**Task statement**
Can all of these lines be returned exactly?

Lines of data:

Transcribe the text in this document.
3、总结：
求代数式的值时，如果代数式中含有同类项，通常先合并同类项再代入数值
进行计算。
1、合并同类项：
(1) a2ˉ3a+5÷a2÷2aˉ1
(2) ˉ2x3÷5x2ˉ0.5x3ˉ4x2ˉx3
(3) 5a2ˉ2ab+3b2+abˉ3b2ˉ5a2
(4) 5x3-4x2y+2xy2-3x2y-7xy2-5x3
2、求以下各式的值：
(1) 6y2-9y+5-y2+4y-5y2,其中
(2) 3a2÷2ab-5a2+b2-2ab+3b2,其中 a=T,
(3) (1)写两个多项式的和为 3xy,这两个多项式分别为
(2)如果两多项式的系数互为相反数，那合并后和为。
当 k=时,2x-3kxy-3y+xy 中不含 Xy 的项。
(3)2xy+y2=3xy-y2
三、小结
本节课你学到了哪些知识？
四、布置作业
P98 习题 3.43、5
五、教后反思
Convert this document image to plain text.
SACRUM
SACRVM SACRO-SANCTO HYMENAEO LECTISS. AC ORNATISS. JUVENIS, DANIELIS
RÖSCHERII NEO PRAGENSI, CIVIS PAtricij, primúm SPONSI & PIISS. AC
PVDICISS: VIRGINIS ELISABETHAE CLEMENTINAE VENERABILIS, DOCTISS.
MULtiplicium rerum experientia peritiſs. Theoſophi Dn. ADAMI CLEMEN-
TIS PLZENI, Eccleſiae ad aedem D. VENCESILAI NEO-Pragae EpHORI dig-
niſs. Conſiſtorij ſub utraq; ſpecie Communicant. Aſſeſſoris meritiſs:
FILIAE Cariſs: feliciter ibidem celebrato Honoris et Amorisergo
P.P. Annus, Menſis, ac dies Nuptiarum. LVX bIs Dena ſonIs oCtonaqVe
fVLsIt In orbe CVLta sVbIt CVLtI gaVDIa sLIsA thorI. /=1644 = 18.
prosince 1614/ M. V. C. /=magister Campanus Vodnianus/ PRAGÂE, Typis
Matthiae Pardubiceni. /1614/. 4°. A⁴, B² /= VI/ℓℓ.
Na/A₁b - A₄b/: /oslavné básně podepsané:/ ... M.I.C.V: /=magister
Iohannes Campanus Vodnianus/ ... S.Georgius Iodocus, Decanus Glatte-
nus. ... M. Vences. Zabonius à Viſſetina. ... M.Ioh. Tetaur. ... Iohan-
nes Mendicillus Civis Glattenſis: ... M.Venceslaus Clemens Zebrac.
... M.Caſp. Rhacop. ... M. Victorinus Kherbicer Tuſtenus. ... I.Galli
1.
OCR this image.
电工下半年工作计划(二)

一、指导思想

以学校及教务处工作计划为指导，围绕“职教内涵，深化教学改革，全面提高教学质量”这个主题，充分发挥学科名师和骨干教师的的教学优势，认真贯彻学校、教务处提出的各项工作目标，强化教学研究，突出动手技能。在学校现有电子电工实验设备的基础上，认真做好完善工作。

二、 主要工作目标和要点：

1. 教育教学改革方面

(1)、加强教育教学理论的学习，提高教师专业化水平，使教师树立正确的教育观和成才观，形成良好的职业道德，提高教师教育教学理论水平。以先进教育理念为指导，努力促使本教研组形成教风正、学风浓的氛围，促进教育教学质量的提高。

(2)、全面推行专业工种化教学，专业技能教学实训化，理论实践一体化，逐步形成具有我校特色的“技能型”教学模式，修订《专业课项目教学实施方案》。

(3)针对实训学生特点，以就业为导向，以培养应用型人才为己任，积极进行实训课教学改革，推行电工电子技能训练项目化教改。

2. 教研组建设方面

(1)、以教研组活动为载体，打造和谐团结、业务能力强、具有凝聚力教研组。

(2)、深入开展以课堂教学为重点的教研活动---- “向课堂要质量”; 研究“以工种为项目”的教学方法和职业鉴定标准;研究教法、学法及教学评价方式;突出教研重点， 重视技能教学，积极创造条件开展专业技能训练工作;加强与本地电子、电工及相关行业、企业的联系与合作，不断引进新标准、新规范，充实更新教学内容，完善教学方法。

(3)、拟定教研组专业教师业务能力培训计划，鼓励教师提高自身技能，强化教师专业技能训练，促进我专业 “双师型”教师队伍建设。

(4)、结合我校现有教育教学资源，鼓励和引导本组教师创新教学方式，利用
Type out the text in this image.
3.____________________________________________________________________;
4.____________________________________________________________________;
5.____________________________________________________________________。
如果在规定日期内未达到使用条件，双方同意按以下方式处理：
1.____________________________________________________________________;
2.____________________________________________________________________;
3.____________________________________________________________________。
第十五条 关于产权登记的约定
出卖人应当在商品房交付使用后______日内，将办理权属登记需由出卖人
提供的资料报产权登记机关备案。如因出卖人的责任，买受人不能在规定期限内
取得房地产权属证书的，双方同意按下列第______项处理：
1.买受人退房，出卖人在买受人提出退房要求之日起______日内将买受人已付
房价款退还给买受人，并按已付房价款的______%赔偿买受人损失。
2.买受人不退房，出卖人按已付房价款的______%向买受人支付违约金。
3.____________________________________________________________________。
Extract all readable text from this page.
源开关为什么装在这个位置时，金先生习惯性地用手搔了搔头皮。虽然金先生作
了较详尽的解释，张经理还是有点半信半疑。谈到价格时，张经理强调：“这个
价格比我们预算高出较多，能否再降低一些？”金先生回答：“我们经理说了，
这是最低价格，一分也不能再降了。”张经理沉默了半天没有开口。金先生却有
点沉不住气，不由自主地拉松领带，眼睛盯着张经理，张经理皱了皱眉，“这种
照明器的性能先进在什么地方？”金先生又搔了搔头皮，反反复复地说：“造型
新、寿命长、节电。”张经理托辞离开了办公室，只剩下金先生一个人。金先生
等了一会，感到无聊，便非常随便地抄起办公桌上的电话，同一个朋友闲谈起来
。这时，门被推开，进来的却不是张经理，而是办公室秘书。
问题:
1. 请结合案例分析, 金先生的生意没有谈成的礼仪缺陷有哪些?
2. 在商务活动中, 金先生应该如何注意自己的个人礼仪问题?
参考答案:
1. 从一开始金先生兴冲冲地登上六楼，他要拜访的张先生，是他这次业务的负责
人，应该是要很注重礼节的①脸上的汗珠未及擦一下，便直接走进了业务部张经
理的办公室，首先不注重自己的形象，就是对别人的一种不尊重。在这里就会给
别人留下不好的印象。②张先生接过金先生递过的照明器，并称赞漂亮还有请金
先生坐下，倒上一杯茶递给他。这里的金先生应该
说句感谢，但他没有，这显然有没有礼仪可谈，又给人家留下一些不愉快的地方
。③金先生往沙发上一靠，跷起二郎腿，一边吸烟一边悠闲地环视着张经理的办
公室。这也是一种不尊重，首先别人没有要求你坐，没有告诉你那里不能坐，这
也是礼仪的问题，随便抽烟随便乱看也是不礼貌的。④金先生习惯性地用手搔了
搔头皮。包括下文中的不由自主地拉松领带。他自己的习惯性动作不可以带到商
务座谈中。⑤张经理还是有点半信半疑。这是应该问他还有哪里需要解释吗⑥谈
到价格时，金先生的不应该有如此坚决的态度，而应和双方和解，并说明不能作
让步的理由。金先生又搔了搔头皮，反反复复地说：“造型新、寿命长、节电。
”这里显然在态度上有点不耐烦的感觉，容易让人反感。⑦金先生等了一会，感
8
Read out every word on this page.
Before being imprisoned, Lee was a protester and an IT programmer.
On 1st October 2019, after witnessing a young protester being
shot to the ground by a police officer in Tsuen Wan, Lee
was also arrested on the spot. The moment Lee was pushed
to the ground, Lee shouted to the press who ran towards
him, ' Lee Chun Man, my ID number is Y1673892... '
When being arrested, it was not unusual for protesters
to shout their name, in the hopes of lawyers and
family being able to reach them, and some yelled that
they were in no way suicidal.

**In response**
Transcribe the text in this document.
3、总结：
求代数式的值时，如果代数式中含有同类项，通常先合并同类项再代入数值
进行计算。
1、合并同类项：
(1) a2ˉ3a+5÷a2÷2aˉ1
(2) ˉ2x3÷5x2ˉ0.5x3ˉ4x2ˉx3
(3) 5a2ˉ2ab+3b2+abˉ3b2ˉ5a2
(4) 5x3-4x2y+2xy2-3x2y-7xy2-5x3
2、求以下各式的值：
(1) 6y2-9y+5-y2+4y-5y2,其中
(2) 3a2÷2ab-5a2+b2-2ab+3b2,其中 a=T,
(3) (1)写两个多项式的和为 3xy,这两个多项式分别为
(2)如果两多项式的系数互为相反数，那合并后和为。
当 k=时,2x-3kxy-3y+xy 中不含 Xy 的项。
(3)2xy+y2=3xy-y2
三、小结
本节课你学到了哪些知识？
四、布置作业
P98 习题 3.43、5
五、教后反思
Convert this document image to plain text.
SACRUM
SACRVM SACRO-SANCTO HYMENAEO LECTISS. AC ORNATISS. JUVENIS, DANIELIS
RÖSCHERII NEO PRAGENSI, CIVIS PAtricij, primúm SPONSI & PIISS. AC
PVDICISS: VIRGINIS ELISABETHAE CLEMENTINAE VENERABILIS, DOCTISS.
MULtiplicium rerum experientia peritiſs. Theoſophi Dn. ADAMI CLEMEN-
TIS PLZENI, Eccleſiae ad aedem D. VENCESILAI NEO-Pragae EpHORI dig-
niſs. Conſiſtorij ſub utraq; ſpecie Communicant. Aſſeſſoris meritiſs:
FILIAE Cariſs: feliciter ibidem celebrato Honoris et Amorisergo
P.P. Annus, Menſis, ac dies Nuptiarum. LVX bIs Dena ſonIs oCtonaqVe
fVLsIt In orbe CVLta sVbIt CVLtI gaVDIa sLIsA thorI. /=1644 = 18.
prosince 1614/ M. V. C. /=magister Campanus Vodnianus/ PRAGÂE, Typis
Matthiae Pardubiceni. /1614/. 4°. A⁴, B² /= VI/ℓℓ.
Na/A₁b - A₄b/: /oslavné básně podepsané:/ ... M.I.C.V: /=magister
Iohannes Campanus Vodnianus/ ... S.Georgius Iodocus, Decanus Glatte-
nus. ... M. Vences. Zabonius à Viſſetina. ... M.Ioh. Tetaur. ... Iohan-
nes Mendicillus Civis Glattenſis: ... M.Venceslaus Clemens Zebrac.
... M.Caſp. Rhacop. ... M. Victorinus Kherbicer Tuſtenus. ... I.Galli
1.
OCR this image.
电工下半年工作计划(二)

一、指导思想

以学校及教务处工作计划为指导，围绕“职教内涵，深化教学改革，全面提高教学质量”这个主题，充分发挥学科名师和骨干教师的的教学优势，认真贯彻学校、教务处提出的各项工作目标，强化教学研究，突出动手技能。在学校现有电子电工实验设备的基础上，认真做好完善工作。

二、 主要工作目标和要点：

1. 教育教学改革方面

(1)、加强教育教学理论的学习，提高教师专业化水平，使教师树立正确的教育观和成才观，形成良好的职业道德，提高教师教育教学理论水平。以先进教育理念为指导，努力促使本教研组形成教风正、学风浓的氛围，促进教育教学质量的提高。

(2)、全面推行专业工种化教学，专业技能教学实训化，理论实践一体化，逐步形成具有我校特色的“技能型”教学模式，修订《专业课项目教学实施方案》。

(3)针对实训学生特点，以就业为导向，以培养应用型人才为己任，积极进行实训课教学改革，推行电工电子技能训练项目化教改。

2. 教研组建设方面

(1)、以教研组活动为载体，打造和谐团结、业务能力强、具有凝聚力教研组。

(2)、深入开展以课堂教学为重点的教研活动---- “向课堂要质量”; 研究“以工种为项目”的教学方法和职业鉴定标准;研究教法、学法及教学评价方式;突出教研重点， 重视技能教学，积极创造条件开展专业技能训练工作;加强与本地电子、电工及相关行业、企业的联系与合作，不断引进新标准、新规范，充实更新教学内容，完善教学方法。

(3)、拟定教研组专业教师业务能力培训计划，鼓励教师提高自身技能，强化教师专业技能训练，促进我专业 “双师型”教师队伍建设。

(4)、结合我校现有教育教学资源，鼓励和引导本组教师创新教学方式，利用
Type out the text in this image.
3.____________________________________________________________________;
4.____________________________________________________________________;
5.____________________________________________________________________。
如果在规定日期内未达到使用条件，双方同意按以下方式处理：
1.____________________________________________________________________;
2.____________________________________________________________________;
3.____________________________________________________________________。
第十五条 关于产权登记的约定
出卖人应当在商品房交付使用后______日内，将办理权属登记需由出卖人
提供的资料报产权登记机关备案。如因出卖人的责任，买受人不能在规定期限内
取得房地产权属证书的，双方同意按下列第______项处理：
1.买受人退房，出卖人在买受人提出退房要求之日起______日内将买受人已付
房价款退还给买受人，并按已付房价款的______%赔偿买受人损失。
2.买受人不退房，出卖人按已付房价款的______%向买受人支付违约金。
3.____________________________________________________________________。
Extract all readable text from this page.
源开关为什么装在这个位置时，金先生习惯性地用手搔了搔头皮。虽然金先生作
了较详尽的解释，张经理还是有点半信半疑。谈到价格时，张经理强调：“这个
价格比我们预算高出较多，能否再降低一些？”金先生回答：“我们经理说了，
这是最低价格，一分也不能再降了。”张经理沉默了半天没有开口。金先生却有
点沉不住气，不由自主地拉松领带，眼睛盯着张经理，张经理皱了皱眉，“这种
照明器的性能先进在什么地方？”金先生又搔了搔头皮，反反复复地说：“造型
新、寿命长、节电。”张经理托辞离开了办公室，只剩下金先生一个人。金先生
等了一会，感到无聊，便非常随便地抄起办公桌上的电话，同一个朋友闲谈起来
。这时，门被推开，进来的却不是张经理，而是办公室秘书。
问题:
1. 请结合案例分析, 金先生的生意没有谈成的礼仪缺陷有哪些?
2. 在商务活动中, 金先生应该如何注意自己的个人礼仪问题?
参考答案:
1. 从一开始金先生兴冲冲地登上六楼，他要拜访的张先生，是他这次业务的负责
人，应该是要很注重礼节的①脸上的汗珠未及擦一下，便直接走进了业务部张经
理的办公室，首先不注重自己的形象，就是对别人的一种不尊重。在这里就会给
别人留下不好的印象。②张先生接过金先生递过的照明器，并称赞漂亮还有请金
先生坐下，倒上一杯茶递给他。这里的金先生应该
说句感谢，但他没有，这显然有没有礼仪可谈，又给人家留下一些不愉快的地方
。③金先生往沙发上一靠，跷起二郎腿，一边吸烟一边悠闲地环视着张经理的办
公室。这也是一种不尊重，首先别人没有要求你坐，没有告诉你那里不能坐，这
也是礼仪的问题，随便抽烟随便乱看也是不礼貌的。④金先生习惯性地用手搔了
搔头皮。包括下文中的不由自主地拉松领带。他自己的习惯性动作不可以带到商
务座谈中。⑤张经理还是有点半信半疑。这是应该问他还有哪里需要解释吗⑥谈
到价格时，金先生的不应该有如此坚决的态度，而应和双方和解，并说明不能作
让步的理由。金先生又搔了搔头皮，反反复复地说：“造型新、寿命长、节电。
”这里显然在态度上有点不耐烦的感觉，容易让人反感。⑦金先生等了一会，感
8
Read out every word on this page.
Before being imprisoned, Lee was a protester and an IT programmer.
On 1st October 2019, after witnessing a young protester being
shot to the ground by a police officer in Tsuen Wan, Lee
was also arrested on the spot. The moment Lee was pushed
to the ground, Lee shouted to the press who ran towards
him, ' Lee Chun Man, my ID number is Y1673892... '
When being arrested, it was not unusual for protesters
to shout their name, in the hopes of lawyers and
family being able to reach them, and some yelled that
they were in no way suicidal.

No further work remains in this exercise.